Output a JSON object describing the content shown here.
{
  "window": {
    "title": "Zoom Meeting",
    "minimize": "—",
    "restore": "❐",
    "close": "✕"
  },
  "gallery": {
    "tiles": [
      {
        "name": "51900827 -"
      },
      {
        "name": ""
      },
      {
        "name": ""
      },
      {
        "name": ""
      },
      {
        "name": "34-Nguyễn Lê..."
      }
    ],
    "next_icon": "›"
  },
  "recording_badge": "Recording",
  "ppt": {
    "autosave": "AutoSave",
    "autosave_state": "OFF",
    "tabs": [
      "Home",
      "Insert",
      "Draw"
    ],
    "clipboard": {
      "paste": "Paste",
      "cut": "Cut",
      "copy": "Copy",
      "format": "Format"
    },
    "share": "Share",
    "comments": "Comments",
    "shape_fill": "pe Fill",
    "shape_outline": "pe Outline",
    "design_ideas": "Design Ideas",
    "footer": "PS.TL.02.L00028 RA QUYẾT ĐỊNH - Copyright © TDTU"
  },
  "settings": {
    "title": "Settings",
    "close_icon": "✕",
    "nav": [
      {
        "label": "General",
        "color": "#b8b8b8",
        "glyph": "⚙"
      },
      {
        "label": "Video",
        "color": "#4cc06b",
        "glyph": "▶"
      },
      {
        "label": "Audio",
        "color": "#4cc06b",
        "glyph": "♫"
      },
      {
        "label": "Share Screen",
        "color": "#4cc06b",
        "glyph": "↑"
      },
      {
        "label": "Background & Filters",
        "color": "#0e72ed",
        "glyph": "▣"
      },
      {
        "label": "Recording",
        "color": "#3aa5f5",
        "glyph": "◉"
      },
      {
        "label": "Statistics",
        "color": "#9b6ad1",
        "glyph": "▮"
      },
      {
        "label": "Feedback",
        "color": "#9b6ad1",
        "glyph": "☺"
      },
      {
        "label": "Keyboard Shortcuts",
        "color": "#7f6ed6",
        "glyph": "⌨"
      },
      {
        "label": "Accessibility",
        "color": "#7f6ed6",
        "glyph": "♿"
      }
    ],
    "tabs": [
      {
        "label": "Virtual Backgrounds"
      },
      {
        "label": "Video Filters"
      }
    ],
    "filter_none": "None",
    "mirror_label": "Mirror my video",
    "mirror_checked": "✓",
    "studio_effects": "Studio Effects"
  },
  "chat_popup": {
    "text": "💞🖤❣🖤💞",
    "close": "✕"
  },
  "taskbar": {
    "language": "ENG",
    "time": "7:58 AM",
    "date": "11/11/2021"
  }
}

+++

DIRECTIONS: Say how many lines hold the word "Filters", giving the number and nothing else.

RESPONSE TO THIS EXERCISE: 2